— Start Selected passage —
This post starts with a simple question — how would you tell if two neural networks learned the same thing? — and builds to a case where the standard answer is dangerously wrong.
How would you compare two networks?
Suppose you train two neural networks on the same task from different random initializations, and both get 99% accuracy. Did they learn the same thing?
You can't just compare the raw activation values. To see why, think about a simpler example. Imagine two spreadsheets tracking student performance. One has columns [math_score, reading_score]. The other has columns [total_score, score_difference]. Both contain the same information — you can convert between them with simple arithmetic — but the raw numbers look completely different. A student with (90, 80) in the first spreadsheet would be (170, 10) in the second.
Neural networks have the same problem. Two networks can represent identical information in different coordinate systems. Neuron 47 in network A might encode the same feature as neuron 183 in network B, or the same feature might be spread across dozens of neurons in a different combination. Comparing raw activation numbers is meaningless.
So what you want is a comparison that ignores these superficial coordinate differences and asks: is the underlying structure the same?
— End Selected passage —
— Start Extracted records —
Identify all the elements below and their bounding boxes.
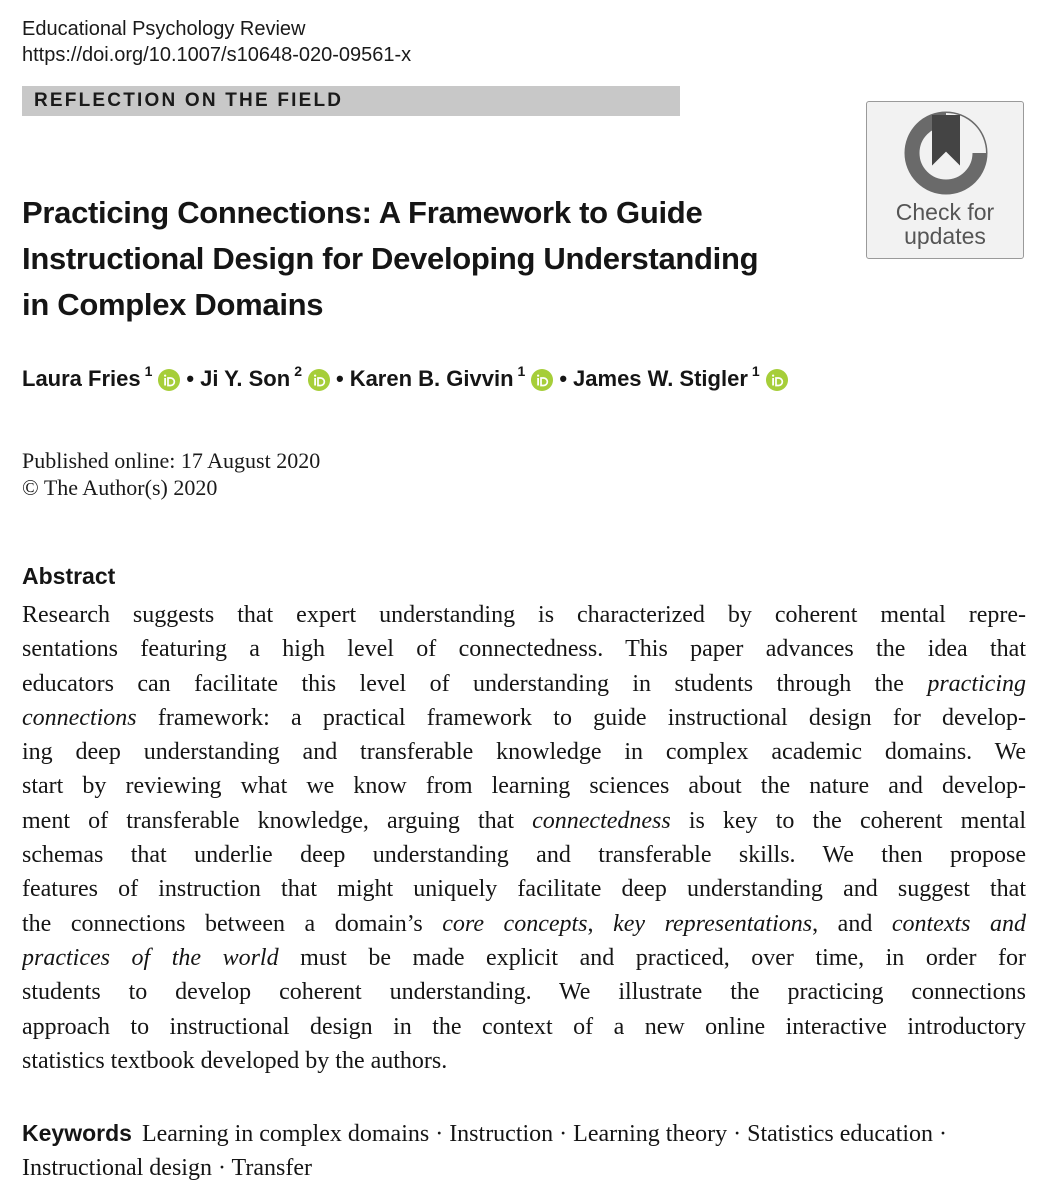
abstract-text: ment of transferable knowledge, arguing that xyxy=(22,807,533,834)
abstract-italic-text: core concepts xyxy=(442,910,588,937)
author-name: James W. Stigler xyxy=(573,366,748,391)
abstract-line xyxy=(22,907,1026,941)
check-for-updates-button[interactable] xyxy=(866,101,1024,259)
abstract-text: must be made explicit and practiced, over time, in order for xyxy=(278,944,1026,971)
abstract-text: , xyxy=(587,910,614,937)
abstract-text: the connections between a domain’s xyxy=(22,910,443,937)
abstract-italic-text: connections xyxy=(22,704,137,731)
orcid-icon[interactable] xyxy=(158,369,180,391)
abstract-text: , and xyxy=(812,910,892,937)
abstract-text: educators can facilitate this level of understanding in students through the xyxy=(22,670,928,697)
abstract-italic-text: key representations xyxy=(613,910,813,937)
author-affiliation: 2 xyxy=(294,363,302,379)
abstract-italic-text: practices of the world xyxy=(22,944,279,971)
abstract-body xyxy=(22,598,1026,1078)
abstract-line xyxy=(22,1044,1026,1078)
keywords-label: Keywords xyxy=(22,1120,132,1146)
author-affiliation: 1 xyxy=(751,363,760,379)
abstract-line xyxy=(22,769,1026,803)
section-banner xyxy=(22,86,680,116)
abstract-line xyxy=(22,804,1026,838)
section-label: REFLECTION ON THE FIELD xyxy=(34,90,344,111)
orcid-icon[interactable] xyxy=(766,369,788,391)
abstract-line xyxy=(22,701,1026,735)
abstract-text: sentations featuring a high level of connectedness. This paper advances the idea that xyxy=(22,636,1026,663)
abstract-text: features of instruction that might uniquely facilitate deep understanding and suggest that xyxy=(22,876,1026,903)
abstract-text: approach to instructional design in the context of a new online interactive introductory xyxy=(22,1013,1026,1040)
abstract-line xyxy=(22,735,1026,769)
author xyxy=(349,363,554,392)
abstract-line xyxy=(22,872,1026,906)
keywords-line: Instructional design · Transfer xyxy=(22,1155,312,1181)
author-affiliation: 1 xyxy=(517,363,526,379)
abstract-line xyxy=(22,838,1026,872)
author-separator: • xyxy=(559,366,568,391)
journal-header xyxy=(22,16,411,68)
abstract-text: schemas that underlie deep understanding and transferable skills. We then propose xyxy=(22,842,1026,869)
title-line: in Complex Domains xyxy=(22,287,324,322)
publication-info xyxy=(22,447,320,501)
keywords-line: Learning in complex domains · Instruction · Learning theory · Statistics education · xyxy=(141,1121,948,1147)
abstract-line xyxy=(22,598,1026,632)
abstract-line xyxy=(22,667,1026,701)
author-name: Ji Y. Son xyxy=(200,366,291,391)
author xyxy=(200,363,330,392)
copyright xyxy=(22,474,320,501)
abstract-line xyxy=(22,1010,1026,1044)
author xyxy=(22,363,180,392)
abstract-text: is key to the coherent mental xyxy=(670,807,1026,834)
title-line: Instructional Design for Developing Understanding xyxy=(22,241,759,276)
author-name: Karen B. Givvin xyxy=(349,366,514,391)
author-separator: • xyxy=(335,366,344,391)
published-date: Published online: 17 August 2020 xyxy=(22,448,321,473)
abstract-italic-text: practicing xyxy=(927,670,1026,697)
abstract-line xyxy=(22,975,1026,1009)
keywords-block xyxy=(22,1116,1026,1185)
doi-link[interactable]: https://doi.org/10.1007/s10648-020-09561-x xyxy=(22,44,412,66)
check-for-updates-icon xyxy=(902,109,990,197)
abstract-line xyxy=(22,941,1026,975)
orcid-icon[interactable] xyxy=(531,369,553,391)
abstract-text: start by reviewing what we know from learning sciences about the nature and develop- xyxy=(22,773,1026,800)
author-separator: • xyxy=(186,366,195,391)
abstract-text: statistics textbook developed by the authors. xyxy=(22,1047,448,1074)
abstract-text: students to develop coherent understanding. We illustrate the practicing connections xyxy=(22,979,1026,1006)
orcid-icon[interactable] xyxy=(308,369,330,391)
author-name: Laura Fries xyxy=(22,366,141,391)
abstract-text: Research suggests that expert understanding is characterized by coherent mental repre- xyxy=(22,602,1026,628)
abstract-text: ing deep understanding and transferable knowledge in complex academic domains. We xyxy=(22,739,1026,766)
check-for-updates-line2: updates xyxy=(904,223,986,249)
check-for-updates-line1: Check for xyxy=(895,199,995,225)
abstract-heading: Abstract xyxy=(22,563,116,589)
copyright-text: © The Author(s) 2020 xyxy=(22,475,218,500)
abstract-italic-text: contexts and xyxy=(891,910,1026,937)
abstract-text: framework: a practical framework to guide instructional design for develop- xyxy=(136,704,1026,731)
author xyxy=(573,363,788,392)
paper-title xyxy=(22,190,822,328)
author-affiliation: 1 xyxy=(144,363,153,379)
author-list xyxy=(22,363,788,392)
title-line: Practicing Connections: A Framework to Guide xyxy=(22,195,703,230)
journal-name: Educational Psychology Review xyxy=(22,18,306,40)
abstract-italic-text: connectedness xyxy=(532,807,671,834)
abstract-line xyxy=(22,632,1026,666)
— End Extracted records —
## Parts of the exercise
1. According to the post on comparing neural networks, what would a student with (90, 80) in the first spreadsheet be in the second one?
2. Please resume the post on comparing neural networks, picking up right after its last sentence.

## Answers for the tasks
1. (170, 10)

2.
Rotation invariance seems like a good idea
Here's where the intuition starts. The relationship between those two spreadsheets is a rotation (plus scaling) — a change of coordinate system that preserves all the geometric relationships between data points. Students who were close together in [math, reading] space are still close together in [total, difference] space. The shape of the data cloud is the same; it's just been rotated.
A natural design choice: make your comparison metric rotation-invariant. If two networks organize their data the same way but in rotated coordinate systems, the metric should see them as identical. The coordinate system is arbitrary — what matters is the structure.
Centered Kernel Alignment (CKA) does exactly this. You feed both networks the same inputs, collect their internal activations, and CKA computes a score between 0 and 1. It's invariant to rotation and isotropic scaling. High CKA means "same structure, possibly in different coordinates." Low CKA means "genuinely different structure."
This sounds right. Two networks that learned the same features in different coordinate systems should count as similar. CKA is the most popular representation similarity metric in the field, used in hundreds of papers. The Platonic Representation Hypothesis uses high CKA as evidence that models converge toward a shared representation of reality.
But rotation invariance has a hidden assumption: it assumes the coordinate system is arbitrary. What if it isn't? What if the specific orientation of the representations — not just their shape — is where the computation lives?
The experiment
I wanted a setup where I could control everything. Same architecture, same data, same hyperparameters — the only thing that changes is the random seed used to initialize the weights.
I trained 40 small transformers on integer addition: the model sees 003+456= and has to produce 0459. Two sizes: a small one (10K parameters, 20 seeds) and a larger one (69K parameters, 20 seeds). Standard training — AdamW optimizer, cosine learning rate schedule, 50 epochs.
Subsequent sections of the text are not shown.